WHAT IS NEEDED >>
Rewrite the article about PortMiami's cruise agreements between "Two months after" and "and indirect jobs.", inclusive, swapping "talks" for "negotiations".

READING PASSAGE >>
Two months after cruise lines ceased operations worldwide, the “Cruise Capital of the World” and its industry partners are in talks to redraw details in their long-term agreements to adjust to post-coronavirus expectations.
How those talks will affect four massive terminal deals PortMiami struck with Carnival Cruise Line, MSC Cruises, Norwegian Cruise Line and Virgin Voyage late last year remains to be seen, but port Director Juan Kuryla said Tuesday that all parties “continue to be optimistic.”
Those deals, plus another with cargo company Terminal Link, were projected in September to have a $7.8 billion impact here while creating 27,500 direct and indirect jobs.
Now, PortMiami and the cruise lines have exchanged force majeure letters, calling upon contractual clauses that free both parties from liabilities and obligations due to unforeseen circumstance.
The port also waived lay berth fees through Tuesday to help the companies shoulder costs.
“We’re working hand-in-hand with them, as we always do, to come up with solutions to these challenges,” Mr. Kuryla told Miami Today. “It does us no good to be in a situation where we’re fighting over [minimum annual guarantees], knowing what the situation in the world is right now.”
In a May 4 report, Miami-Dade Mayor Carlos Giménez said PortMiami will have lost $54 million “should the cruise lines begin operating at 50% capacity by Aug. 1.”

DATASET >>
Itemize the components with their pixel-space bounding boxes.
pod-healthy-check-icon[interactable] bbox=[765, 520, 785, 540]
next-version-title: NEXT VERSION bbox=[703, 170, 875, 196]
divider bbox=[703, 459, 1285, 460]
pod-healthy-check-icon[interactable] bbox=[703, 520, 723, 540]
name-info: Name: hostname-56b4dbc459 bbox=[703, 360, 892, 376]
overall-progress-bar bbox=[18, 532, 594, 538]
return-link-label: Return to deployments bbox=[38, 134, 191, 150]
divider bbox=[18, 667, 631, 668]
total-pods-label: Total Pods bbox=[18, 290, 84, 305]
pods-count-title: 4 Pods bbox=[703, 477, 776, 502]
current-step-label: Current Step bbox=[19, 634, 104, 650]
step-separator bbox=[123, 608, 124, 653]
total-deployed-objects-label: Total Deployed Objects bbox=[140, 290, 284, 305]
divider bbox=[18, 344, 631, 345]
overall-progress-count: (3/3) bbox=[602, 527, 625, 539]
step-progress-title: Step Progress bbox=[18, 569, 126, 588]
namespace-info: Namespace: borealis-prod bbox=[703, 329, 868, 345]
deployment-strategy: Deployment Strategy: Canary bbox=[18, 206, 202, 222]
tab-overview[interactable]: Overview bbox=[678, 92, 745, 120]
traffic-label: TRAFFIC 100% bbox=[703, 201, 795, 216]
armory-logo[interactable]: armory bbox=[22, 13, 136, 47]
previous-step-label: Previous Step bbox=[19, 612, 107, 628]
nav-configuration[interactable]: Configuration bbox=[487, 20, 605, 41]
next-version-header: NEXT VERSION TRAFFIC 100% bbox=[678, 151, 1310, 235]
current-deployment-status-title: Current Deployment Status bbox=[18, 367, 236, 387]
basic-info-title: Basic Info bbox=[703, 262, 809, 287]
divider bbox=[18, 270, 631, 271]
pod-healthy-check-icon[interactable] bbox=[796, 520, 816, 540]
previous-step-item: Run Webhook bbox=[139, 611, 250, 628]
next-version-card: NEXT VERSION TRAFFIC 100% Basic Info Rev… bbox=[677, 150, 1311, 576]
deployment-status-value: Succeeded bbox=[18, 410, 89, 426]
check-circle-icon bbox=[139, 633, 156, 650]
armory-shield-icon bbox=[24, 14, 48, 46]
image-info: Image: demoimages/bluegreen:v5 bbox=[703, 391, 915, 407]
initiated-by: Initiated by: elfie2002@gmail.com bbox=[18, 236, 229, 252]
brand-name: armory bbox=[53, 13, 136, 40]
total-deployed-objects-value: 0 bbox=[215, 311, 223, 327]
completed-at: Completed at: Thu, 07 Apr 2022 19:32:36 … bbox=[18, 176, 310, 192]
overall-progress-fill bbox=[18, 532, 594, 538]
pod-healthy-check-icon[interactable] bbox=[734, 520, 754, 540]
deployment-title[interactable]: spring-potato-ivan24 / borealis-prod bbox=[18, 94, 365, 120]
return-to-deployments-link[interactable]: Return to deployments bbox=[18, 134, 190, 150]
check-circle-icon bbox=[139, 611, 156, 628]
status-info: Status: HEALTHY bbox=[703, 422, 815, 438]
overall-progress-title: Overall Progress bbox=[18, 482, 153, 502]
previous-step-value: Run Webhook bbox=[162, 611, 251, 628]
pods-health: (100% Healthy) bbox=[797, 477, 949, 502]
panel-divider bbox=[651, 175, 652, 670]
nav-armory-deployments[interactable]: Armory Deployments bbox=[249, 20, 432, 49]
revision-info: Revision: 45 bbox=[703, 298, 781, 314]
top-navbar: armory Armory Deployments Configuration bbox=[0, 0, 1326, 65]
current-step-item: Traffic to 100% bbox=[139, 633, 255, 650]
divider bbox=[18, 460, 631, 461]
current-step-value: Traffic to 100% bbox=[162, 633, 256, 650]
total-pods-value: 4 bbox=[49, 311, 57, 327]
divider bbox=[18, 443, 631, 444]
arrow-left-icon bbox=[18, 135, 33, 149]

EXPECTED OUTPUT >>
Two months after cruise lines ceased operations worldwide, the “Cruise Capital of the World” and its industry partners are in negotiations to redraw details in their long-term agreements to adjust to post-coronavirus expectations.
How those negotiations will affect four massive terminal deals PortMiami struck with Carnival Cruise Line, MSC Cruises, Norwegian Cruise Line and Virgin Voyage late last year remains to be seen, but port Director Juan Kuryla said Tuesday that all parties “continue to be optimistic.”
Those deals, plus another with cargo company Terminal Link, were projected in September to have a $7.8 billion impact here while creating 27,500 direct and indirect jobs.